**Your goal:**
Extract the text of each entry below exactly, leaving every image behind.

Extracted data entries:
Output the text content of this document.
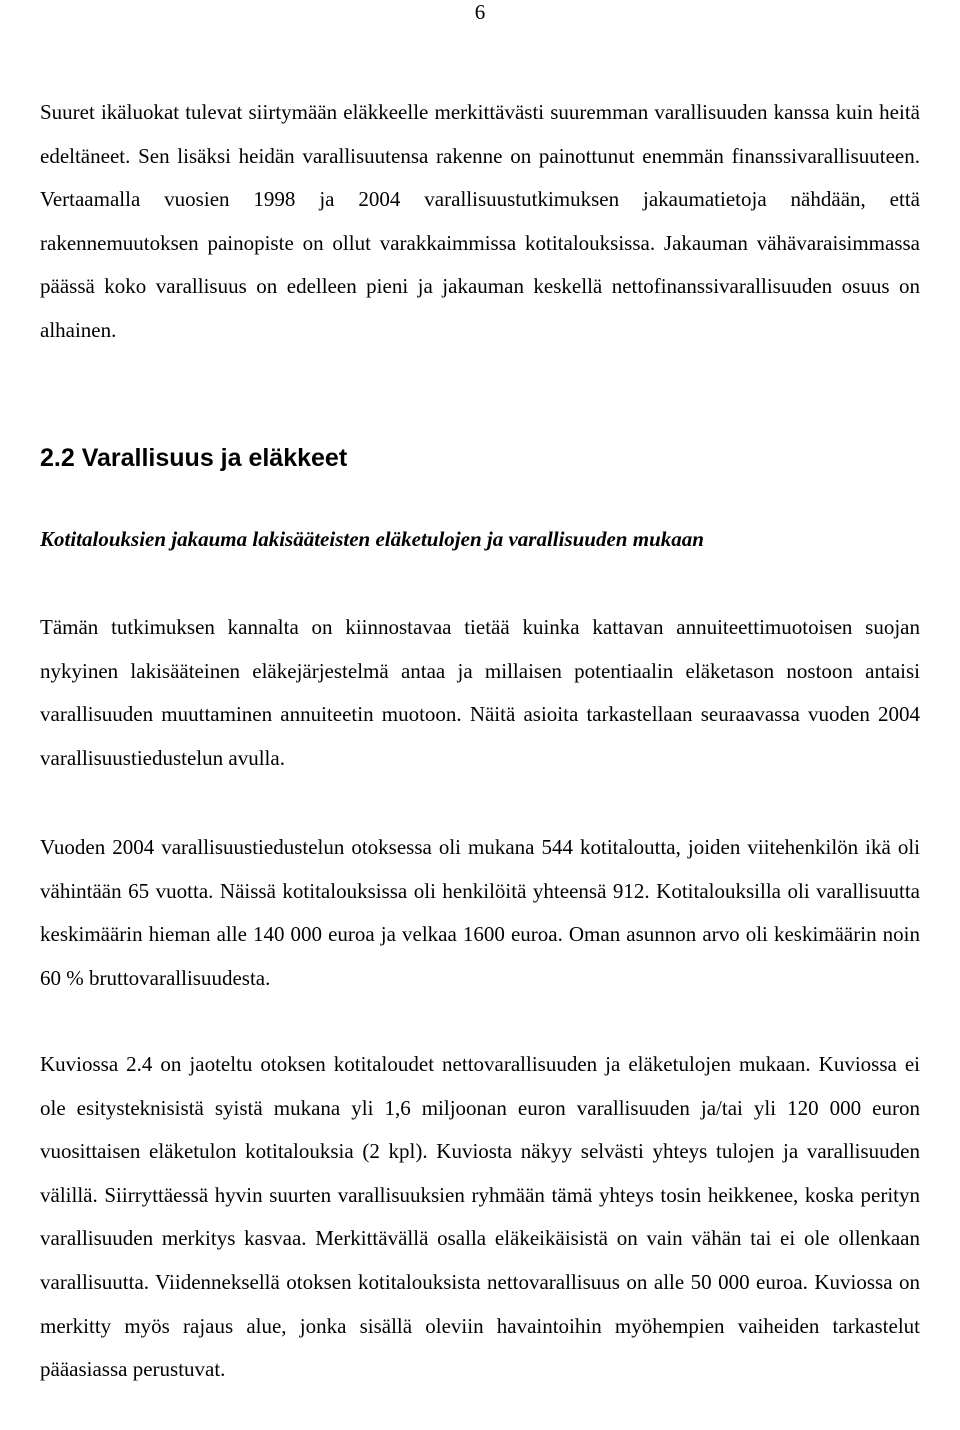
6

Suuret ikäluokat tulevat siirtymään eläkkeelle merkittävästi suuremman varallisuuden kanssa kuin heitä edeltäneet. Sen lisäksi heidän varallisuutensa rakenne on painottunut enemmän finanssivarallisuuteen. Vertaamalla vuosien 1998 ja 2004 varallisuustutkimuksen jakaumatietoja nähdään, että rakennemuutoksen painopiste on ollut varakkaimmissa kotitalouksissa. Jakauman vähävaraisimmassa päässä koko varallisuus on edelleen pieni ja jakauman keskellä nettofinanssivarallisuuden osuus on alhainen.

2.2 Varallisuus ja eläkkeet
Kotitalouksien jakauma lakisääteisten eläketulojen ja varallisuuden mukaan

Tämän tutkimuksen kannalta on kiinnostavaa tietää kuinka kattavan annuiteettimuotoisen suojan nykyinen lakisääteinen eläkejärjestelmä antaa ja millaisen potentiaalin eläketason nostoon antaisi varallisuuden muuttaminen annuiteetin muotoon. Näitä asioita tarkastellaan seuraavassa vuoden 2004 varallisuustiedustelun avulla.

Vuoden 2004 varallisuustiedustelun otoksessa oli mukana 544 kotitaloutta, joiden viitehenkilön ikä oli vähintään 65 vuotta. Näissä kotitalouksissa oli henkilöitä yhteensä 912. Kotitalouksilla oli varallisuutta keskimäärin hieman alle 140 000 euroa ja velkaa 1600 euroa. Oman asunnon arvo oli keskimäärin noin 60 % bruttovarallisuudesta.

Kuviossa 2.4 on jaoteltu otoksen kotitaloudet nettovarallisuuden ja eläketulojen mukaan. Kuviossa ei ole esitysteknisistä syistä mukana yli 1,6 miljoonan euron varallisuuden ja/tai yli 120 000 euron vuosittaisen eläketulon kotitalouksia (2 kpl). Kuviosta näkyy selvästi yhteys tulojen ja varallisuuden välillä. Siirryttäessä hyvin suurten varallisuuksien ryhmään tämä yhteys tosin heikkenee, koska perityn varallisuuden merkitys kasvaa. Merkittävällä osalla eläkeikäisistä on vain vähän tai ei ole ollenkaan varallisuutta. Viidenneksellä otoksen kotitalouksista nettovarallisuus on alle 50 000 euroa. Kuviossa on merkitty myös rajaus alue, jonka sisällä oleviin havaintoihin myöhempien vaiheiden tarkastelut pääasiassa perustuvat.
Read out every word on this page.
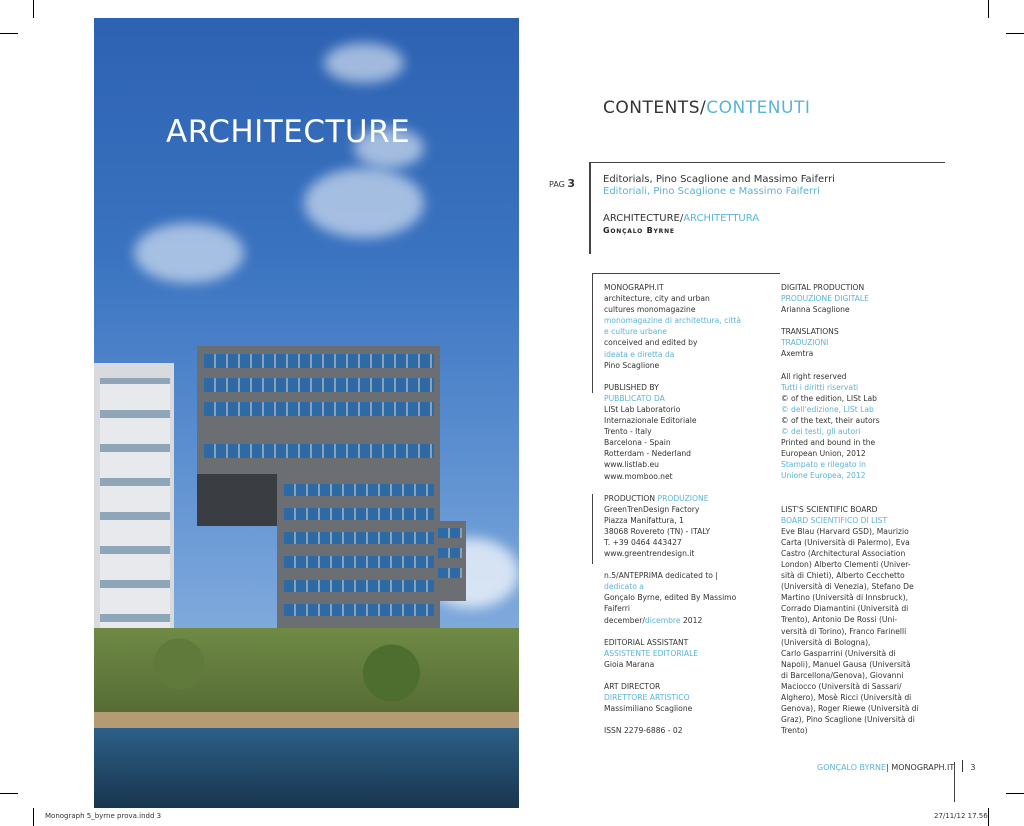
ARCHITECTURE
CONTENTS/CONTENUTI
PAG 3	Editorials, Pino Scaglione and Massimo Faiferri
Editoriali, Pino Scaglione e Massimo Faiferri
ARCHITECTURE/ARCHITETTURA
Gonçalo Byrne
MONOGRAPH.IT
architecture, city and urban
cultures monomagazine
monomagazine di architettura, città
e culture urbane
conceived and edited by
ideata e diretta da
Pino Scaglione
PUBLISHED BY
PUBBLICATO DA
LISt Lab Laboratorio
Internazionale Editoriale
Trento - Italy
Barcelona - Spain
Rotterdam - Nederland
www.listlab.eu
www.momboo.net
PRODUCTION PRODUZIONE
GreenTrenDesign Factory
Piazza Manifattura, 1
38068 Rovereto (TN) - ITALY
T. +39 0464 443427
www.greentrendesign.it
n.5/ANTEPRIMA dedicated to |
dedicato a
Gonçalo Byrne, edited By Massimo
Faiferri
december/dicembre 2012
EDITORIAL ASSISTANT
ASSISTENTE EDITORIALE
Gioia Marana
ART DIRECTOR
DIRETTORE ARTISTICO
Massimiliano Scaglione
ISSN 2279-6886 - 02
DIGITAL PRODUCTION
PRODUZIONE DIGITALE
Arianna Scaglione
TRANSLATIONS
TRADUZIONI
Axemtra
All right reserved
Tutti i diritti riservati
© of the edition, LISt Lab
© dell'edizione, LISt Lab
© of the text, their autors
© dei testi, gli autori
Printed and bound in the
European Union, 2012
Stampato e rilegato in
Unione Europea, 2012
LIST'S SCIENTIFIC BOARD
BOARD SCIENTIFICO DI LIST
Eve Blau (Harvard GSD), Maurizio
Carta (Università di Palermo), Eva
Castro (Architectural Association
London) Alberto Clementi (Univer-
sità di Chieti), Alberto Cecchetto
(Università di Venezia), Stefano De
Martino (Università di Innsbruck),
Corrado Diamantini (Università di
Trento), Antonio De Rossi (Uni-
versità di Torino), Franco Farinelli
(Università di Bologna),
Carlo Gasparrini (Università di
Napoli), Manuel Gausa (Università
di Barcellona/Genova), Giovanni
Maciocco (Università di Sassari/
Alghero), Mosè Ricci (Università di
Genova), Roger Riewe (Università di
Graz), Pino Scaglione (Università di
Trento)
GONÇALO BYRNE| MONOGRAPH.IT 3
Monograph 5_byrne prova.indd 3	27/11/12 17.56
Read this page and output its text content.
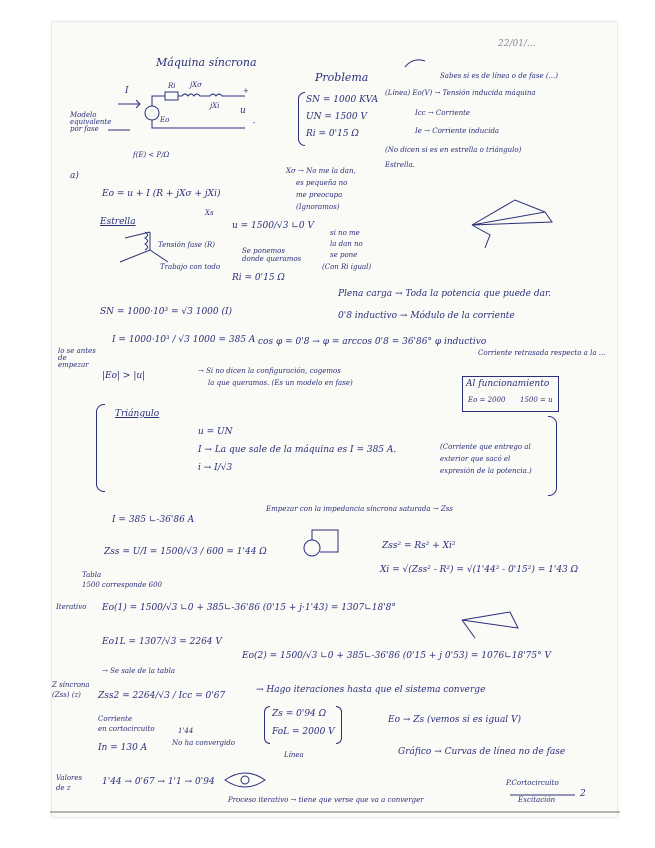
22/01/...
Máquina síncrona
I	Ri jXσ
jXi u
Eo
+
-
Modelo equivalente por fase
f(E) < P/Ω
Problema
SN = 1000 KVA
UN = 1500 V
Ri = 0'15 Ω
Sabes si es de línea o de fase (...)
(Línea) Eo(V) → Tensión inducida máquina
Icc → Corriente
Ie → Corriente inducida
(No dicen si es en estrella o triángulo)
Estrella.
a)
Eo = u + I (R + jXσ + jXi)
Xs
Xσ → No me la dan,
es pequeña no
me preocupa
(Ignoramos)
Estrella
Tensión fase (R)
Trabajo con todo
u = 1500/√3 ∟0 V
Se ponemos
donde queramos
si no me
la dan no
se pone
(Con Ri igual)
Ri = 0'15 Ω
SN = 1000·10³ = √3 1000 (I)
Plena carga → Toda la potencia que puede dar.
0'8 inductivo → Módulo de la corriente
I = 1000·10³ / √3 1000 = 385 A cos φ = 0'8 → φ = arccos 0'8 = 36'86° φ inductivo
Corriente retrasada respecto a la ...
lo se antes de empezar
|Eo| > |u|	→ Si no dicen la configuración, cogemos
la que queramos. (Es un modelo en fase)	Al funcionamiento
Eo = 2000 1500 = u
Triángulo
u = UN
I → La que sale de la máquina es I = 385 A.
i → I/√3
(Corriente que entrego al
exterior que sacó el
expresión de la potencia.)
I = 385 ∟-36'86 A
Empezar con la impedancia síncrona saturada → Zss
Zss = U/I = 1500/√3 / 600 = 1'44 Ω
Tabla
1500 corresponde 600
Zss² = Rs² + Xi²
Xi = √(Zss² - R²) = √(1'44² - 0'15²) = 1'43 Ω
Iterativo Eo(1) = 1500/√3 ∟0 + 385∟-36'86 (0'15 + j·1'43) = 1307∟18'8°
Eo1L = 1307/√3 = 2264 V
→ Se sale de la tabla
Eo(2) = 1500/√3 ∟0 + 385∟-36'86 (0'15 + j 0'53) = 1076∟18'75° V
Zss2 = 2264/√3 / Icc = 0'67
Z síncrona
(Zss) (z)
Corriente
en cortocircuito	1'44
No ha convergido
In = 130 A
→ Hago iteraciones hasta que el sistema converge
Zs = 0'94 Ω
FoL = 2000 V
Línea
Eo → Zs (vemos si es igual V)
Gráfico → Curvas de línea no de fase
Valores
de z
1'44 → 0'67 → 1'1 → 0'94
Proceso iterativo → tiene que verse que va a converger
P.Cortocircuito
Excitación
2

**Finished task:**
Output the text content of this document.
6

Suuret ikäluokat tulevat siirtymään eläkkeelle merkittävästi suuremman varallisuuden kanssa kuin heitä edeltäneet. Sen lisäksi heidän varallisuutensa rakenne on painottunut enemmän finanssivarallisuuteen. Vertaamalla vuosien 1998 ja 2004 varallisuustutkimuksen jakaumatietoja nähdään, että rakennemuutoksen painopiste on ollut varakkaimmissa kotitalouksissa. Jakauman vähävaraisimmassa päässä koko varallisuus on edelleen pieni ja jakauman keskellä nettofinanssivarallisuuden osuus on alhainen.

2.2 Varallisuus ja eläkkeet
Kotitalouksien jakauma lakisääteisten eläketulojen ja varallisuuden mukaan

Tämän tutkimuksen kannalta on kiinnostavaa tietää kuinka kattavan annuiteettimuotoisen suojan nykyinen lakisääteinen eläkejärjestelmä antaa ja millaisen potentiaalin eläketason nostoon antaisi varallisuuden muuttaminen annuiteetin muotoon. Näitä asioita tarkastellaan seuraavassa vuoden 2004 varallisuustiedustelun avulla.

Vuoden 2004 varallisuustiedustelun otoksessa oli mukana 544 kotitaloutta, joiden viitehenkilön ikä oli vähintään 65 vuotta. Näissä kotitalouksissa oli henkilöitä yhteensä 912. Kotitalouksilla oli varallisuutta keskimäärin hieman alle 140 000 euroa ja velkaa 1600 euroa. Oman asunnon arvo oli keskimäärin noin 60 % bruttovarallisuudesta.

Kuviossa 2.4 on jaoteltu otoksen kotitaloudet nettovarallisuuden ja eläketulojen mukaan. Kuviossa ei ole esitysteknisistä syistä mukana yli 1,6 miljoonan euron varallisuuden ja/tai yli 120 000 euron vuosittaisen eläketulon kotitalouksia (2 kpl). Kuviosta näkyy selvästi yhteys tulojen ja varallisuuden välillä. Siirryttäessä hyvin suurten varallisuuksien ryhmään tämä yhteys tosin heikkenee, koska perityn varallisuuden merkitys kasvaa. Merkittävällä osalla eläkeikäisistä on vain vähän tai ei ole ollenkaan varallisuutta. Viidenneksellä otoksen kotitalouksista nettovarallisuus on alle 50 000 euroa. Kuviossa on merkitty myös rajaus alue, jonka sisällä oleviin havaintoihin myöhempien vaiheiden tarkastelut pääasiassa perustuvat.
Read out every word on this page.
ARCHITECTURE
CONTENTS/CONTENUTI
PAG 3	Editorials, Pino Scaglione and Massimo Faiferri
Editoriali, Pino Scaglione e Massimo Faiferri
ARCHITECTURE/ARCHITETTURA
Gonçalo Byrne
MONOGRAPH.IT
architecture, city and urban
cultures monomagazine
monomagazine di architettura, città
e culture urbane
conceived and edited by
ideata e diretta da
Pino Scaglione
PUBLISHED BY
PUBBLICATO DA
LISt Lab Laboratorio
Internazionale Editoriale
Trento - Italy
Barcelona - Spain
Rotterdam - Nederland
www.listlab.eu
www.momboo.net
PRODUCTION PRODUZIONE
GreenTrenDesign Factory
Piazza Manifattura, 1
38068 Rovereto (TN) - ITALY
T. +39 0464 443427
www.greentrendesign.it
n.5/ANTEPRIMA dedicated to |
dedicato a
Gonçalo Byrne, edited By Massimo
Faiferri
december/dicembre 2012
EDITORIAL ASSISTANT
ASSISTENTE EDITORIALE
Gioia Marana
ART DIRECTOR
DIRETTORE ARTISTICO
Massimiliano Scaglione
ISSN 2279-6886 - 02
DIGITAL PRODUCTION
PRODUZIONE DIGITALE
Arianna Scaglione
TRANSLATIONS
TRADUZIONI
Axemtra
All right reserved
Tutti i diritti riservati
© of the edition, LISt Lab
© dell'edizione, LISt Lab
© of the text, their autors
© dei testi, gli autori
Printed and bound in the
European Union, 2012
Stampato e rilegato in
Unione Europea, 2012
LIST'S SCIENTIFIC BOARD
BOARD SCIENTIFICO DI LIST
Eve Blau (Harvard GSD), Maurizio
Carta (Università di Palermo), Eva
Castro (Architectural Association
London) Alberto Clementi (Univer-
sità di Chieti), Alberto Cecchetto
(Università di Venezia), Stefano De
Martino (Università di Innsbruck),
Corrado Diamantini (Università di
Trento), Antonio De Rossi (Uni-
versità di Torino), Franco Farinelli
(Università di Bologna),
Carlo Gasparrini (Università di
Napoli), Manuel Gausa (Università
di Barcellona/Genova), Giovanni
Maciocco (Università di Sassari/
Alghero), Mosè Ricci (Università di
Genova), Roger Riewe (Università di
Graz), Pino Scaglione (Università di
Trento)
GONÇALO BYRNE| MONOGRAPH.IT 3
Monograph 5_byrne prova.indd 3	27/11/12 17.56
Read this page and output its text content.
22/01/...
Máquina síncrona
I	Ri jXσ
jXi u
Eo
+
-
Modelo equivalente por fase
f(E) < P/Ω
Problema
SN = 1000 KVA
UN = 1500 V
Ri = 0'15 Ω
Sabes si es de línea o de fase (...)
(Línea) Eo(V) → Tensión inducida máquina
Icc → Corriente
Ie → Corriente inducida
(No dicen si es en estrella o triángulo)
Estrella.
a)
Eo = u + I (R + jXσ + jXi)
Xs
Xσ → No me la dan,
es pequeña no
me preocupa
(Ignoramos)
Estrella
Tensión fase (R)
Trabajo con todo
u = 1500/√3 ∟0 V
Se ponemos
donde queramos
si no me
la dan no
se pone
(Con Ri igual)
Ri = 0'15 Ω
SN = 1000·10³ = √3 1000 (I)
Plena carga → Toda la potencia que puede dar.
0'8 inductivo → Módulo de la corriente
I = 1000·10³ / √3 1000 = 385 A cos φ = 0'8 → φ = arccos 0'8 = 36'86° φ inductivo
Corriente retrasada respecto a la ...
lo se antes de empezar
|Eo| > |u|	→ Si no dicen la configuración, cogemos
la que queramos. (Es un modelo en fase)	Al funcionamiento
Eo = 2000 1500 = u
Triángulo
u = UN
I → La que sale de la máquina es I = 385 A.
i → I/√3
(Corriente que entrego al
exterior que sacó el
expresión de la potencia.)
I = 385 ∟-36'86 A
Empezar con la impedancia síncrona saturada → Zss
Zss = U/I = 1500/√3 / 600 = 1'44 Ω
Tabla
1500 corresponde 600
Zss² = Rs² + Xi²
Xi = √(Zss² - R²) = √(1'44² - 0'15²) = 1'43 Ω
Iterativo Eo(1) = 1500/√3 ∟0 + 385∟-36'86 (0'15 + j·1'43) = 1307∟18'8°
Eo1L = 1307/√3 = 2264 V
→ Se sale de la tabla
Eo(2) = 1500/√3 ∟0 + 385∟-36'86 (0'15 + j 0'53) = 1076∟18'75° V
Zss2 = 2264/√3 / Icc = 0'67
Z síncrona
(Zss) (z)
Corriente
en cortocircuito	1'44
No ha convergido
In = 130 A
→ Hago iteraciones hasta que el sistema converge
Zs = 0'94 Ω
FoL = 2000 V
Línea
Eo → Zs (vemos si es igual V)
Gráfico → Curvas de línea no de fase
Valores
de z
1'44 → 0'67 → 1'1 → 0'94
Proceso iterativo → tiene que verse que va a converger
P.Cortocircuito
Excitación
2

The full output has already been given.